Короткое задание = Представьте в виде таблицы Markdown строки записей между строкой с «phone-icon (94, 649, 111, 667)» и строкой с «call-button[interactable] (457, 346, 505, 394)» включительно, без пустых строк. В столбец «№» поставьте порядковый номер, в столбец «Строка» — саму строку.

============

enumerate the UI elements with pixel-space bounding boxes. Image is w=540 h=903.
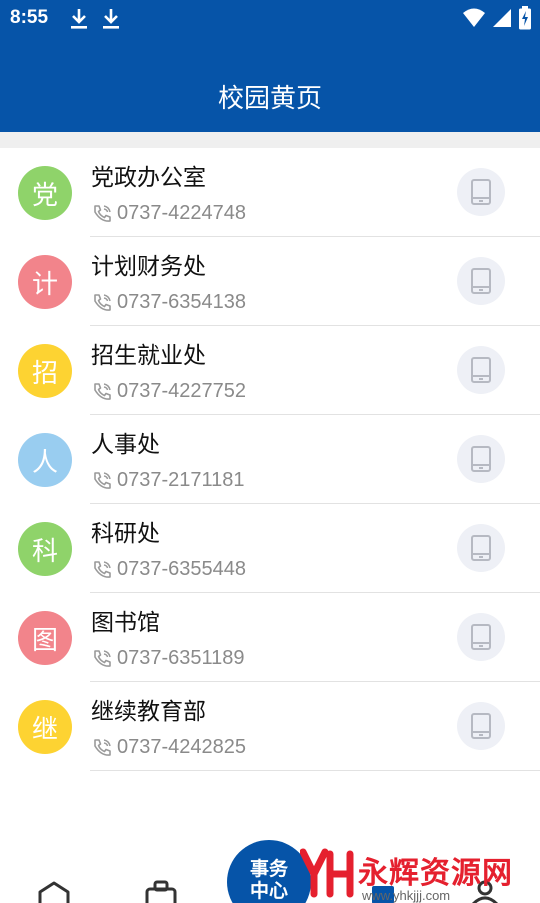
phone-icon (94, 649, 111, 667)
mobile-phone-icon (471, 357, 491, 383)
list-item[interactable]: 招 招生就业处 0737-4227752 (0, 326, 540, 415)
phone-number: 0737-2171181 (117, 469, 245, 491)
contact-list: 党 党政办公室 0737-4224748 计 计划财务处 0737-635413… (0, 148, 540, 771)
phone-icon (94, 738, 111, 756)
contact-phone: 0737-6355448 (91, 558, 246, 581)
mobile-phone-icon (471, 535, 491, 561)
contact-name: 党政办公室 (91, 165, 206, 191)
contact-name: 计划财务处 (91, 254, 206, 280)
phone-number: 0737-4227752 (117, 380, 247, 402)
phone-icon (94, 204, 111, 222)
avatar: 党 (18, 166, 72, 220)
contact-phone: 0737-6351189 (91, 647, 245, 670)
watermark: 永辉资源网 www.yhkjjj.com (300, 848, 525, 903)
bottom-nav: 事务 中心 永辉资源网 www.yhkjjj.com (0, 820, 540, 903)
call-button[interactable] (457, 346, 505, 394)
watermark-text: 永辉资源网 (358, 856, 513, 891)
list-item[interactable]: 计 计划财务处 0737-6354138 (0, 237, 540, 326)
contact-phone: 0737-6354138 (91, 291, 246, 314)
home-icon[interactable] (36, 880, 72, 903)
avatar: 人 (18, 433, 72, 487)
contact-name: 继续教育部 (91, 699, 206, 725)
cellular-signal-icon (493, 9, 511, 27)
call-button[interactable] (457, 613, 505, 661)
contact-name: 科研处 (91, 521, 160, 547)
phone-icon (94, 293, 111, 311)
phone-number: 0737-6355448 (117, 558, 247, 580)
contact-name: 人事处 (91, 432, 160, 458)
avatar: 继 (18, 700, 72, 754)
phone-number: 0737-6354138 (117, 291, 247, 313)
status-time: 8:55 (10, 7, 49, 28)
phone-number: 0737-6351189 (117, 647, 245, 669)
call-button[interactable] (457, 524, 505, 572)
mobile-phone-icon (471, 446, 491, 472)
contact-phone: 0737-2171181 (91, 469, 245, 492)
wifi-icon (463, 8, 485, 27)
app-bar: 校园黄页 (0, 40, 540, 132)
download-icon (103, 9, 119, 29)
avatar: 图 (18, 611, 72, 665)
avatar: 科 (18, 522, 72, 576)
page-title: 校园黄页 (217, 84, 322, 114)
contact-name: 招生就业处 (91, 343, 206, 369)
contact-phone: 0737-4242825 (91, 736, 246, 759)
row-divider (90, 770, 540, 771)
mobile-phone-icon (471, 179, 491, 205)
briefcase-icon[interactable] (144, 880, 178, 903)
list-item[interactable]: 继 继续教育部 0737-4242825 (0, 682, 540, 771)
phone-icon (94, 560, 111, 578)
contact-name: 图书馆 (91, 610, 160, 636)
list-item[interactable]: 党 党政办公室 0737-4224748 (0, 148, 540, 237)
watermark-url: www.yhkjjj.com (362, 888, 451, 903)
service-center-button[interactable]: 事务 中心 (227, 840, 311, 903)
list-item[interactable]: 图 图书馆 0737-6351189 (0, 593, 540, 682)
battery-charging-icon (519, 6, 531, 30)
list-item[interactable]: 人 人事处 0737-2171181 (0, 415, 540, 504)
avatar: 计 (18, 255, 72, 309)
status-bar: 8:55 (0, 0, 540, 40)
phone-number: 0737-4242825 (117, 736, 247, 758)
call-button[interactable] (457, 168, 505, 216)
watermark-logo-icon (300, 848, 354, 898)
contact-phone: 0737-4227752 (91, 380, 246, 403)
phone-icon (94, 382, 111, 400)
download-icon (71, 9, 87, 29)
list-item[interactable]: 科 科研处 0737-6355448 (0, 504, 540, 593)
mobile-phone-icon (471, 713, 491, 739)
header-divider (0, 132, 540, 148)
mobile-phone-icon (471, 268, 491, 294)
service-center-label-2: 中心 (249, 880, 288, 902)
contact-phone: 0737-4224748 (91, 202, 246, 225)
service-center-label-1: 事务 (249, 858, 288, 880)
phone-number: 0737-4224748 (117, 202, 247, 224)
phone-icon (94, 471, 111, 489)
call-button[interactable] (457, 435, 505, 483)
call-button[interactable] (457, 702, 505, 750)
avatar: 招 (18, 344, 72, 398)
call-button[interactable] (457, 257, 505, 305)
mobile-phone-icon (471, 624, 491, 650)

============

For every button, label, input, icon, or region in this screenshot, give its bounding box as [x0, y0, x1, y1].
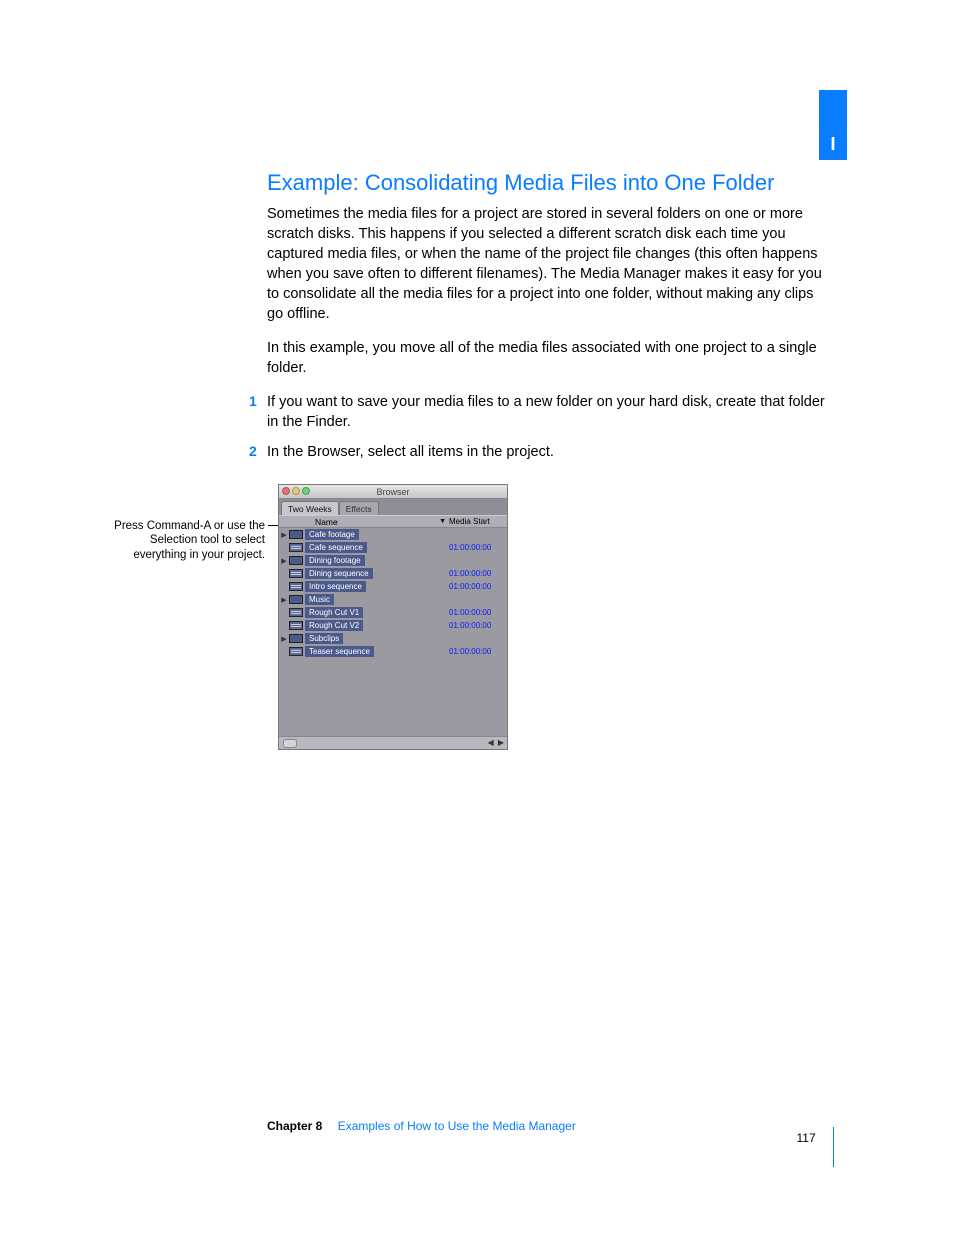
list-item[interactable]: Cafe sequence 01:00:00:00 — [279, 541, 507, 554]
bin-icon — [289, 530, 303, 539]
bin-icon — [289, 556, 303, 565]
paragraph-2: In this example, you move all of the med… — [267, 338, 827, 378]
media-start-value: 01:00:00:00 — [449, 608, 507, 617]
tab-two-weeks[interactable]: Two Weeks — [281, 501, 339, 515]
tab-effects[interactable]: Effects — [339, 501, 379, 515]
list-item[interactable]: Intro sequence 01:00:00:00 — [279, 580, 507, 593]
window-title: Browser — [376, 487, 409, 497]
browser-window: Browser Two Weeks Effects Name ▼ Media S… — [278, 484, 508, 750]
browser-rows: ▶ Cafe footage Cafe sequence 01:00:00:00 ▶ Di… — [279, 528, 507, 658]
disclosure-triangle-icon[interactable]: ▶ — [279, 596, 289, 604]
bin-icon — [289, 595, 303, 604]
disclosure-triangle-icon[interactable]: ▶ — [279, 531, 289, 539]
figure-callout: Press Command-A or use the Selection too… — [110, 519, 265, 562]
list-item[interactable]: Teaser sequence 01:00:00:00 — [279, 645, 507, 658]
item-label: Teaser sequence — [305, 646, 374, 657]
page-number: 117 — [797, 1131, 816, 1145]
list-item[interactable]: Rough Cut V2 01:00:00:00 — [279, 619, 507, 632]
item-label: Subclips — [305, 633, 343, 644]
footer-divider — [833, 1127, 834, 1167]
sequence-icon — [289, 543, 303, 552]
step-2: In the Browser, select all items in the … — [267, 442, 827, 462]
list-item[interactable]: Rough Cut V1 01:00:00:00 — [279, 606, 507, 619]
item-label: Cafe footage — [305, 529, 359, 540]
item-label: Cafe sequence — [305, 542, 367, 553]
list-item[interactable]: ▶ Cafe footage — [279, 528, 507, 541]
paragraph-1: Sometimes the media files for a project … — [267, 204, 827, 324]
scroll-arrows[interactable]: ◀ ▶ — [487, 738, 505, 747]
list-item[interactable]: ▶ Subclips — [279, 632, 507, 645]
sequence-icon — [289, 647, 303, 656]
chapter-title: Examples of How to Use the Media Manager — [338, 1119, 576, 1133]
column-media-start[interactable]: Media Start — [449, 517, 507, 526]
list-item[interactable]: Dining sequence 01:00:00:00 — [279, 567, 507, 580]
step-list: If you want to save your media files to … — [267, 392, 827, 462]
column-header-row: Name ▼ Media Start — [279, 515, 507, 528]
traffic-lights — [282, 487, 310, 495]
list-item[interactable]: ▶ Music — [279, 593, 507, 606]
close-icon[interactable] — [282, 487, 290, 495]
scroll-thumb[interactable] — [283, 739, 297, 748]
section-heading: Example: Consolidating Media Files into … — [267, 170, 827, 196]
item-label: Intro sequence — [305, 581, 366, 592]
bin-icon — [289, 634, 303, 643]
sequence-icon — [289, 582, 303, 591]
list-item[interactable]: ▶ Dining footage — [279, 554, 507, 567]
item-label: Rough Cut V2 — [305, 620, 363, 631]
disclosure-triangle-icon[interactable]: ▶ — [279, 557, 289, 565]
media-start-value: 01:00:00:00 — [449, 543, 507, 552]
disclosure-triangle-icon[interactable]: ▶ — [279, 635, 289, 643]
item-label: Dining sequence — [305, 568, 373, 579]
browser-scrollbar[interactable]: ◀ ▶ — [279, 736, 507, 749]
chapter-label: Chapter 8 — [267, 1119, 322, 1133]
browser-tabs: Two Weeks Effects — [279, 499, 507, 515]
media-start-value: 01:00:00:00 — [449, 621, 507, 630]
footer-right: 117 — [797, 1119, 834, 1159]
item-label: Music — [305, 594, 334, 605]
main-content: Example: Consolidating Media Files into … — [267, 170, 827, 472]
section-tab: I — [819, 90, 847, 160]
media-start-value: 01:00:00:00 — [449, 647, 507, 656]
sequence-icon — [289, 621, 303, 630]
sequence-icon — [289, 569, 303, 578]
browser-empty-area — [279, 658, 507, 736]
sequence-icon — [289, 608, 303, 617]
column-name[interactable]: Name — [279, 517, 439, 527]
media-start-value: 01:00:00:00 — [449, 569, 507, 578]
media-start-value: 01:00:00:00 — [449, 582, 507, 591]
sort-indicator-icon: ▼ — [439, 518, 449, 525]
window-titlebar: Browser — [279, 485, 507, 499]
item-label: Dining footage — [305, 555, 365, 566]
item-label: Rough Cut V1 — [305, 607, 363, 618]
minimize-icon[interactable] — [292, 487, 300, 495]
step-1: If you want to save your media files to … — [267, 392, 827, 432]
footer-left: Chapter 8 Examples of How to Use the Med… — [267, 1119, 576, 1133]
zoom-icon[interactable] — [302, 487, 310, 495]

============

Ответ =
| № | Строка |
|---|---|
| 1 | phone-icon (94, 649, 111, 667) |
| 2 | mobile-phone-icon (471, 357, 491, 383) |
| 3 | list-item[interactable]: 招 招生就业处 0737-4227752 (0, 326, 540, 415) |
| 4 | phone-number: 0737-2171181 (117, 469, 245, 491) |
| 5 | contact-list: 党 党政办公室 0737-4224748 计 计划财务处 0737-635413… (0, 148, 540, 771) |
| 6 | phone-icon (94, 738, 111, 756) |
| 7 | contact-phone: 0737-6355448 (91, 558, 246, 581) |
| 8 | mobile-phone-icon (471, 535, 491, 561) |
| 9 | contact-name: 党政办公室 (91, 165, 206, 191) |
| 10 | contact-name: 计划财务处 (91, 254, 206, 280) |
| 11 | phone-number: 0737-4227752 (117, 380, 247, 402) |
| 12 | phone-icon (94, 204, 111, 222) |
| 13 | avatar: 党 (18, 166, 72, 220) |
| 14 | contact-phone: 0737-6351189 (91, 647, 245, 670) |
| 15 | watermark: 永辉资源网 www.yhkjjj.com (300, 848, 525, 903) |
| 16 | bottom-nav: 事务 中心 永辉资源网 www.yhkjjj.com (0, 820, 540, 903) |
| 17 | call-button[interactable] (457, 346, 505, 394) |